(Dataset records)
■ ■ ■ ■ ■

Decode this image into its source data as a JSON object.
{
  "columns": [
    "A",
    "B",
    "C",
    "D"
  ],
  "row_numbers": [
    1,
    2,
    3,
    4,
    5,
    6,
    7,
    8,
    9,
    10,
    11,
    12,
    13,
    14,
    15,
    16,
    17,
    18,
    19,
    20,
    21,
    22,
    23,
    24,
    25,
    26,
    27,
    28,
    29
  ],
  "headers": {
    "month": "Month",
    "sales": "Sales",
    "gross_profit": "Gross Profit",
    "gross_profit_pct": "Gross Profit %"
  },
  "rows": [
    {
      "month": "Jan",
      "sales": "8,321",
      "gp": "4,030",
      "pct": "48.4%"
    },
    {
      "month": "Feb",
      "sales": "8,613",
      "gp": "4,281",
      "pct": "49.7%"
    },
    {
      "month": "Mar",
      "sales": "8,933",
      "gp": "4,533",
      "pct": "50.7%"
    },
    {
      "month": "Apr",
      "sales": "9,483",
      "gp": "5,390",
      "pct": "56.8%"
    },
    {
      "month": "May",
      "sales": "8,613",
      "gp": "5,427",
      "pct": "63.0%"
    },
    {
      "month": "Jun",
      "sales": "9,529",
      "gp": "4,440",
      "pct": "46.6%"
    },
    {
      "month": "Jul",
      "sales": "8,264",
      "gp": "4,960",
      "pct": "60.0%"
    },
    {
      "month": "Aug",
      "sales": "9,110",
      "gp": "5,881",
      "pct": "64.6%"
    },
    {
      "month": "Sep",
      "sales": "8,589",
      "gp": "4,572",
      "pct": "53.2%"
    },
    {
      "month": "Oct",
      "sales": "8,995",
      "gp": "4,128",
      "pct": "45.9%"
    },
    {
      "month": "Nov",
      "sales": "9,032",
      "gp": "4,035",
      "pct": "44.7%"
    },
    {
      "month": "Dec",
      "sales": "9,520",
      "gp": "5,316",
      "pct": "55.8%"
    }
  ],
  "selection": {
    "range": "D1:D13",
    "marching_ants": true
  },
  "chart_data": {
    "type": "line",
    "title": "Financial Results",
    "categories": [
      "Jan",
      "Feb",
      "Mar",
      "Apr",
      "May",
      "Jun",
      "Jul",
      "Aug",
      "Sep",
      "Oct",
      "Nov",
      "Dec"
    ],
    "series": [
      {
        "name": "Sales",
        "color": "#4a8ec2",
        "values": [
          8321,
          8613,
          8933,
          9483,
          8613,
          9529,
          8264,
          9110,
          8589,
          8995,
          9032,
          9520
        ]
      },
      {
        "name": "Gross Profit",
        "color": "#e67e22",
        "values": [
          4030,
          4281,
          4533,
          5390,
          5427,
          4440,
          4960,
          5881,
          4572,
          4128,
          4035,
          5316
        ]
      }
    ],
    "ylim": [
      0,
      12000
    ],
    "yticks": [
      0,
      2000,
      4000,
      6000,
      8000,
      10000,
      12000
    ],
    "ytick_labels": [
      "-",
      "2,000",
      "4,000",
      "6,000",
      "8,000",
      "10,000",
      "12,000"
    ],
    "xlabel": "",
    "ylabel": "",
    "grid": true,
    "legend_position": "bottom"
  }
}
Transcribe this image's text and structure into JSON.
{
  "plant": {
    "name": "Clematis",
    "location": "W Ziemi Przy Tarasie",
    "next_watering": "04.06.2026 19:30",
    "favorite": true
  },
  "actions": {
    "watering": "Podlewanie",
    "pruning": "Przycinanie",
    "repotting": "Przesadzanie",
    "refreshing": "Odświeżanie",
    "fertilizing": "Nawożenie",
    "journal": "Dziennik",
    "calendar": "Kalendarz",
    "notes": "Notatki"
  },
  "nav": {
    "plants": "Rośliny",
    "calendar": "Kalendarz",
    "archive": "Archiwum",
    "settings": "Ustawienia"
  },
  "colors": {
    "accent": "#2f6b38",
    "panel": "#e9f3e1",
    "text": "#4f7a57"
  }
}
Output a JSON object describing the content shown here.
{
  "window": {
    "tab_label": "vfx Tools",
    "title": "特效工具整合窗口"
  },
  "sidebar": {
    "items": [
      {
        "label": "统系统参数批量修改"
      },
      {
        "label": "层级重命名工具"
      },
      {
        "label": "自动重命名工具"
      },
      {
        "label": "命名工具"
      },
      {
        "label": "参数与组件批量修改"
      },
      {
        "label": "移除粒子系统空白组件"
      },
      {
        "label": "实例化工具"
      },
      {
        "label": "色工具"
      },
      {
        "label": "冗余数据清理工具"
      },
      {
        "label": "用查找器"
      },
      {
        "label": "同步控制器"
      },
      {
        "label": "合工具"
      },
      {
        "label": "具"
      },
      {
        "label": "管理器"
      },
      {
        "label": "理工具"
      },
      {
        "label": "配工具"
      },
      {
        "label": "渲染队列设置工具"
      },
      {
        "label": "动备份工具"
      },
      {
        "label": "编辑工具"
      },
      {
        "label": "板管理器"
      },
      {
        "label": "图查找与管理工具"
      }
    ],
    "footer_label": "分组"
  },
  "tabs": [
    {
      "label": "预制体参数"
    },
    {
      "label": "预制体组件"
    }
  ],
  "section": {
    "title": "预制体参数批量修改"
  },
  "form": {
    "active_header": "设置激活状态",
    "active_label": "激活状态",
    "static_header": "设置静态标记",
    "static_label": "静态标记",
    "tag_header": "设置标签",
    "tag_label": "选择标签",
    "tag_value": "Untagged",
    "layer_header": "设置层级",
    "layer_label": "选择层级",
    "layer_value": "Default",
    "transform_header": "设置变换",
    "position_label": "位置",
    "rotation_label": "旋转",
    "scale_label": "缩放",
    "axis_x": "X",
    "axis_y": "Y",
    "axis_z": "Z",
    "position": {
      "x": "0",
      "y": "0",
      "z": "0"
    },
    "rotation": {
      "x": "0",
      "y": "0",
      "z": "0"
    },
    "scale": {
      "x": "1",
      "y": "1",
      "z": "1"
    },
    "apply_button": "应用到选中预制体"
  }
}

■ ■ ■ ■ ■

> **EXERCISE PROMPT**:
Each record should come back exactly as written.

> **WORKED SOLUTION**:
Decode this image into its source data as a JSON object.
{
  "columns": [
    "A",
    "B",
    "C",
    "D"
  ],
  "row_numbers": [
    1,
    2,
    3,
    4,
    5,
    6,
    7,
    8,
    9,
    10,
    11,
    12,
    13,
    14,
    15,
    16,
    17,
    18,
    19,
    20,
    21,
    22,
    23,
    24,
    25,
    26,
    27,
    28,
    29
  ],
  "headers": {
    "month": "Month",
    "sales": "Sales",
    "gross_profit": "Gross Profit",
    "gross_profit_pct": "Gross Profit %"
  },
  "rows": [
    {
      "month": "Jan",
      "sales": "8,321",
      "gp": "4,030",
      "pct": "48.4%"
    },
    {
      "month": "Feb",
      "sales": "8,613",
      "gp": "4,281",
      "pct": "49.7%"
    },
    {
      "month": "Mar",
      "sales": "8,933",
      "gp": "4,533",
      "pct": "50.7%"
    },
    {
      "month": "Apr",
      "sales": "9,483",
      "gp": "5,390",
      "pct": "56.8%"
    },
    {
      "month": "May",
      "sales": "8,613",
      "gp": "5,427",
      "pct": "63.0%"
    },
    {
      "month": "Jun",
      "sales": "9,529",
      "gp": "4,440",
      "pct": "46.6%"
    },
    {
      "month": "Jul",
      "sales": "8,264",
      "gp": "4,960",
      "pct": "60.0%"
    },
    {
      "month": "Aug",
      "sales": "9,110",
      "gp": "5,881",
      "pct": "64.6%"
    },
    {
      "month": "Sep",
      "sales": "8,589",
      "gp": "4,572",
      "pct": "53.2%"
    },
    {
      "month": "Oct",
      "sales": "8,995",
      "gp": "4,128",
      "pct": "45.9%"
    },
    {
      "month": "Nov",
      "sales": "9,032",
      "gp": "4,035",
      "pct": "44.7%"
    },
    {
      "month": "Dec",
      "sales": "9,520",
      "gp": "5,316",
      "pct": "55.8%"
    }
  ],
  "selection": {
    "range": "D1:D13",
    "marching_ants": true
  },
  "chart_data": {
    "type": "line",
    "title": "Financial Results",
    "categories": [
      "Jan",
      "Feb",
      "Mar",
      "Apr",
      "May",
      "Jun",
      "Jul",
      "Aug",
      "Sep",
      "Oct",
      "Nov",
      "Dec"
    ],
    "series": [
      {
        "name": "Sales",
        "color": "#4a8ec2",
        "values": [
          8321,
          8613,
          8933,
          9483,
          8613,
          9529,
          8264,
          9110,
          8589,
          8995,
          9032,
          9520
        ]
      },
      {
        "name": "Gross Profit",
        "color": "#e67e22",
        "values": [
          4030,
          4281,
          4533,
          5390,
          5427,
          4440,
          4960,
          5881,
          4572,
          4128,
          4035,
          5316
        ]
      }
    ],
    "ylim": [
      0,
      12000
    ],
    "yticks": [
      0,
      2000,
      4000,
      6000,
      8000,
      10000,
      12000
    ],
    "ytick_labels": [
      "-",
      "2,000",
      "4,000",
      "6,000",
      "8,000",
      "10,000",
      "12,000"
    ],
    "xlabel": "",
    "ylabel": "",
    "grid": true,
    "legend_position": "bottom"
  }
}
Transcribe this image's text and structure into JSON.
{
  "plant": {
    "name": "Clematis",
    "location": "W Ziemi Przy Tarasie",
    "next_watering": "04.06.2026 19:30",
    "favorite": true
  },
  "actions": {
    "watering": "Podlewanie",
    "pruning": "Przycinanie",
    "repotting": "Przesadzanie",
    "refreshing": "Odświeżanie",
    "fertilizing": "Nawożenie",
    "journal": "Dziennik",
    "calendar": "Kalendarz",
    "notes": "Notatki"
  },
  "nav": {
    "plants": "Rośliny",
    "calendar": "Kalendarz",
    "archive": "Archiwum",
    "settings": "Ustawienia"
  },
  "colors": {
    "accent": "#2f6b38",
    "panel": "#e9f3e1",
    "text": "#4f7a57"
  }
}
Output a JSON object describing the content shown here.
{
  "window": {
    "tab_label": "vfx Tools",
    "title": "特效工具整合窗口"
  },
  "sidebar": {
    "items": [
      {
        "label": "统系统参数批量修改"
      },
      {
        "label": "层级重命名工具"
      },
      {
        "label": "自动重命名工具"
      },
      {
        "label": "命名工具"
      },
      {
        "label": "参数与组件批量修改"
      },
      {
        "label": "移除粒子系统空白组件"
      },
      {
        "label": "实例化工具"
      },
      {
        "label": "色工具"
      },
      {
        "label": "冗余数据清理工具"
      },
      {
        "label": "用查找器"
      },
      {
        "label": "同步控制器"
      },
      {
        "label": "合工具"
      },
      {
        "label": "具"
      },
      {
        "label": "管理器"
      },
      {
        "label": "理工具"
      },
      {
        "label": "配工具"
      },
      {
        "label": "渲染队列设置工具"
      },
      {
        "label": "动备份工具"
      },
      {
        "label": "编辑工具"
      },
      {
        "label": "板管理器"
      },
      {
        "label": "图查找与管理工具"
      }
    ],
    "footer_label": "分组"
  },
  "tabs": [
    {
      "label": "预制体参数"
    },
    {
      "label": "预制体组件"
    }
  ],
  "section": {
    "title": "预制体参数批量修改"
  },
  "form": {
    "active_header": "设置激活状态",
    "active_label": "激活状态",
    "static_header": "设置静态标记",
    "static_label": "静态标记",
    "tag_header": "设置标签",
    "tag_label": "选择标签",
    "tag_value": "Untagged",
    "layer_header": "设置层级",
    "layer_label": "选择层级",
    "layer_value": "Default",
    "transform_header": "设置变换",
    "position_label": "位置",
    "rotation_label": "旋转",
    "scale_label": "缩放",
    "axis_x": "X",
    "axis_y": "Y",
    "axis_z": "Z",
    "position": {
      "x": "0",
      "y": "0",
      "z": "0"
    },
    "rotation": {
      "x": "0",
      "y": "0",
      "z": "0"
    },
    "scale": {
      "x": "1",
      "y": "1",
      "z": "1"
    },
    "apply_button": "应用到选中预制体"
  }
}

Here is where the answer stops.